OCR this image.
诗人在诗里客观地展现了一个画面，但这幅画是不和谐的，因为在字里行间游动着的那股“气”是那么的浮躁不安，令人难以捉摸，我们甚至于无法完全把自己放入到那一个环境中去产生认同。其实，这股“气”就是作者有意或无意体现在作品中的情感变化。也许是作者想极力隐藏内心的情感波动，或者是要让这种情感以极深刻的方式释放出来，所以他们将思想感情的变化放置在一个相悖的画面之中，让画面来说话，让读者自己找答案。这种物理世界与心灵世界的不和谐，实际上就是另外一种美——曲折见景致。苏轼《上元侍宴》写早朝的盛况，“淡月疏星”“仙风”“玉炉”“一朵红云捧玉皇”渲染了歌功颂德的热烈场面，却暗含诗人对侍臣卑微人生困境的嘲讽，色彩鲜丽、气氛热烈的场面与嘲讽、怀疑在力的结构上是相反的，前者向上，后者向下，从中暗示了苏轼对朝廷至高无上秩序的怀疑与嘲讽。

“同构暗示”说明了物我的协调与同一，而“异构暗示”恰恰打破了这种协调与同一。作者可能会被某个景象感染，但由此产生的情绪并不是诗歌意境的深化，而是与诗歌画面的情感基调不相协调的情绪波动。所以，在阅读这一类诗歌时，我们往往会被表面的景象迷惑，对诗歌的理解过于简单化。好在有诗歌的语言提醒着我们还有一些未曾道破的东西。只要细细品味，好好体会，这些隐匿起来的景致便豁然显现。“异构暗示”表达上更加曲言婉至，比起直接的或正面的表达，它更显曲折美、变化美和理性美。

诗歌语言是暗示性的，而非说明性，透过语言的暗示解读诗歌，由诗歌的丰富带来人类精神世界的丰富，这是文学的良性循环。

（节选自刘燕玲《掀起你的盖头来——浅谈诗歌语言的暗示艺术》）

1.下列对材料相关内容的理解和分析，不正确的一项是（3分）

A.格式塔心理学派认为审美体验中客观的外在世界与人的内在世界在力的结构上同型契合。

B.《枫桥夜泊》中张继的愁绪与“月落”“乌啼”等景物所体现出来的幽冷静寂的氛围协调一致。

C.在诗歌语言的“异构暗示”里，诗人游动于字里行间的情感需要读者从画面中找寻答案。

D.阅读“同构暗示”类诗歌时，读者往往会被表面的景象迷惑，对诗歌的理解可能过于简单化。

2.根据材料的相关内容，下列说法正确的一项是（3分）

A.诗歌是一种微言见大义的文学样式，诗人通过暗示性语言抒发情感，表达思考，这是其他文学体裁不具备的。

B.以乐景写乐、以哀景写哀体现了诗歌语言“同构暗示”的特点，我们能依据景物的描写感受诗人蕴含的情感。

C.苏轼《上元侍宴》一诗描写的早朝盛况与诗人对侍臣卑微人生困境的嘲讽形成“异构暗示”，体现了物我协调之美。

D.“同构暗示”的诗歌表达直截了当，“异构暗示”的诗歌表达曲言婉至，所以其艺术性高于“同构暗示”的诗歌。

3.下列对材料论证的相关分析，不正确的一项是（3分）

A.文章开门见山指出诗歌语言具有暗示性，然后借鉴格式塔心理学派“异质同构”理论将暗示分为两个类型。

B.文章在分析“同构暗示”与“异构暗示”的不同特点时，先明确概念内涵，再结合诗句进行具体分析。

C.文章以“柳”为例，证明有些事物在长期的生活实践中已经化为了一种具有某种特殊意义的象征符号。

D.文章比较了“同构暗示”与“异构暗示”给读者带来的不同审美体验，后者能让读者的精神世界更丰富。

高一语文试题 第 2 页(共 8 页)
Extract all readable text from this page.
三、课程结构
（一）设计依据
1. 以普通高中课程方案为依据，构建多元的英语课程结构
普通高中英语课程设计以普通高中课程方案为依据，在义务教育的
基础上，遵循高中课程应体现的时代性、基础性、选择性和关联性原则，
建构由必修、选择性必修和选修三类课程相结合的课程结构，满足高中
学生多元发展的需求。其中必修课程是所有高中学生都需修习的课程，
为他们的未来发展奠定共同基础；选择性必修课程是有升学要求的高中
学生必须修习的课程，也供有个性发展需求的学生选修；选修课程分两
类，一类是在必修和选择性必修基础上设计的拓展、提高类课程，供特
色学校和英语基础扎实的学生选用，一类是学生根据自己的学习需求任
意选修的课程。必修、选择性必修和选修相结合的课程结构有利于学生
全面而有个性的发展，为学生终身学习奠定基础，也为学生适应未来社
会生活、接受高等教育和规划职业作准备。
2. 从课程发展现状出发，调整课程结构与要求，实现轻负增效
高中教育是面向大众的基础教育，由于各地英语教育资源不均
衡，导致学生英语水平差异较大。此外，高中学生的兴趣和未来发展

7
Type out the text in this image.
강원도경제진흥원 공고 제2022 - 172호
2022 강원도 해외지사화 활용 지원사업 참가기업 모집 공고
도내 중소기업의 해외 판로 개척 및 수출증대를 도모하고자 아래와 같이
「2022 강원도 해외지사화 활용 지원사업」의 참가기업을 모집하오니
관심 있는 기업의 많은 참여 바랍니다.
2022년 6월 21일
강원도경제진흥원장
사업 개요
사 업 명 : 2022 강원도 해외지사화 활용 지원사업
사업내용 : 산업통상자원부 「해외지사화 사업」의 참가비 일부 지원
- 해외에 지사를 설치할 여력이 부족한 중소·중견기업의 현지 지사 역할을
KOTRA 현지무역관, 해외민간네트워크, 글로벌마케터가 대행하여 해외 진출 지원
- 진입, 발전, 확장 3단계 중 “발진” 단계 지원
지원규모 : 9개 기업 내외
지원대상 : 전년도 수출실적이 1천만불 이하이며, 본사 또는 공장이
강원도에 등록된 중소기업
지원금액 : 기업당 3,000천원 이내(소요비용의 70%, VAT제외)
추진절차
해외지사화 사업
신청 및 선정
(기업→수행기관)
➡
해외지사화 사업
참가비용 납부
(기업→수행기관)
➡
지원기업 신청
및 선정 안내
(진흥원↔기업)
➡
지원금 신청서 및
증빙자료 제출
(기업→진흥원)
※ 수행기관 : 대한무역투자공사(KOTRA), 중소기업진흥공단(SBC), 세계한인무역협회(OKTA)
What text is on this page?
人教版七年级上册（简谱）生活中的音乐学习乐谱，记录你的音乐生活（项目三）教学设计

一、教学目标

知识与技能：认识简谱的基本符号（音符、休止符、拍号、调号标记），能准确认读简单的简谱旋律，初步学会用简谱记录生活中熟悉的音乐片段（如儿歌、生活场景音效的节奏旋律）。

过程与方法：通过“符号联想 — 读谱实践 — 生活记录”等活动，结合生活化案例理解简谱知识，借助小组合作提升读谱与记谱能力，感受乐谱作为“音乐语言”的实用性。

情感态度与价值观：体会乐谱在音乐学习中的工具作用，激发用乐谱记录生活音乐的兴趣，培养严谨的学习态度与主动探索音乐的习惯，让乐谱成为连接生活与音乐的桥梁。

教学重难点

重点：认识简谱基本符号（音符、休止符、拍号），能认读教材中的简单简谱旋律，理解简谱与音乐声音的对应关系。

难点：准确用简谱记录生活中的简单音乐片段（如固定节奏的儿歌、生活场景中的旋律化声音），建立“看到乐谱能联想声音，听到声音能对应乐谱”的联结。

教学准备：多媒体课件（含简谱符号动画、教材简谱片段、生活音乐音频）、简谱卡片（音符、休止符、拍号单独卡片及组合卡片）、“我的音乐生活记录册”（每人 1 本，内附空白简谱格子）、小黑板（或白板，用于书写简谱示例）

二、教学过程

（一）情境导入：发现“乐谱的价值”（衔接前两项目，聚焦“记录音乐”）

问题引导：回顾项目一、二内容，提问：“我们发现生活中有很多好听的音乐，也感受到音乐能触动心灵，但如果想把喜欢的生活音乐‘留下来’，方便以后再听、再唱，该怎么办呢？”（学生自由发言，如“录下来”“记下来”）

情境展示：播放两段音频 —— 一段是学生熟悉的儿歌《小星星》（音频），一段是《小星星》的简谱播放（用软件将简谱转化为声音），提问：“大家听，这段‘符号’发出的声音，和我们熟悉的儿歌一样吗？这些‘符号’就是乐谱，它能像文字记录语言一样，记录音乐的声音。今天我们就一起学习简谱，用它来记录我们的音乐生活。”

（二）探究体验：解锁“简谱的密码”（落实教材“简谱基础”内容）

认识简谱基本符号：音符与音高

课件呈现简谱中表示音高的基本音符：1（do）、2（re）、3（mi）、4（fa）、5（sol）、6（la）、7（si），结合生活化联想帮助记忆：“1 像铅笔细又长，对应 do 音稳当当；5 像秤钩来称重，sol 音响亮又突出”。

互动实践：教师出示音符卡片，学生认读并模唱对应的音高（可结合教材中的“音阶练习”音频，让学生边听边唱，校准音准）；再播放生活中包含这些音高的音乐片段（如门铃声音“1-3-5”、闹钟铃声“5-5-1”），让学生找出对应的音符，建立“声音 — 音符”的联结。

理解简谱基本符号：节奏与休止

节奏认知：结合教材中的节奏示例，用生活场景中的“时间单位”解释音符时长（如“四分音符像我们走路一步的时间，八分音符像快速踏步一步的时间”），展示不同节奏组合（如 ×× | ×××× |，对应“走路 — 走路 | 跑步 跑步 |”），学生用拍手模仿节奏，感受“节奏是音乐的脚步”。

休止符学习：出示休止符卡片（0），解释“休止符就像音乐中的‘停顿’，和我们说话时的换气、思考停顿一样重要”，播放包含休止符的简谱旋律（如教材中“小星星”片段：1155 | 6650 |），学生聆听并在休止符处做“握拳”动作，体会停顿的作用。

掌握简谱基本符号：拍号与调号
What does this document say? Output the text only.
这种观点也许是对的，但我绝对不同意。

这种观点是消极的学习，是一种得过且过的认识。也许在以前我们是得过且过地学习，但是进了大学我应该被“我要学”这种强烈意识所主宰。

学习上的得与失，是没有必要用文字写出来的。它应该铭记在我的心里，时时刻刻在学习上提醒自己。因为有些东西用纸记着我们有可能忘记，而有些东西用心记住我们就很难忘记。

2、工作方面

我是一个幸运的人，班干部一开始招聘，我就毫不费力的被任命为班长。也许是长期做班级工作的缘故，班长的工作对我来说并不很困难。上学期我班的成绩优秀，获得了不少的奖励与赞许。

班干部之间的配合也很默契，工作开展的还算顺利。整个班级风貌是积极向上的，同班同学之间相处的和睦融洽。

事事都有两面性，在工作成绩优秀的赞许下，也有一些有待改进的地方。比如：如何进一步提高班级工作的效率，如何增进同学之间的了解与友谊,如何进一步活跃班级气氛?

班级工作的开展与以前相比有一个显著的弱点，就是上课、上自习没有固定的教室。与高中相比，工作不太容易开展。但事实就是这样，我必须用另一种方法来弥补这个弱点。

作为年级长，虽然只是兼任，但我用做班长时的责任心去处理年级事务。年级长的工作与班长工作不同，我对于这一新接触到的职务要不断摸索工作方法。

**WORK INSTRUCTIONS:** Report all lines of the data that include the word "image".

**ANSWER FOR THE TASK:**
OCR this image.
Type out the text in this image.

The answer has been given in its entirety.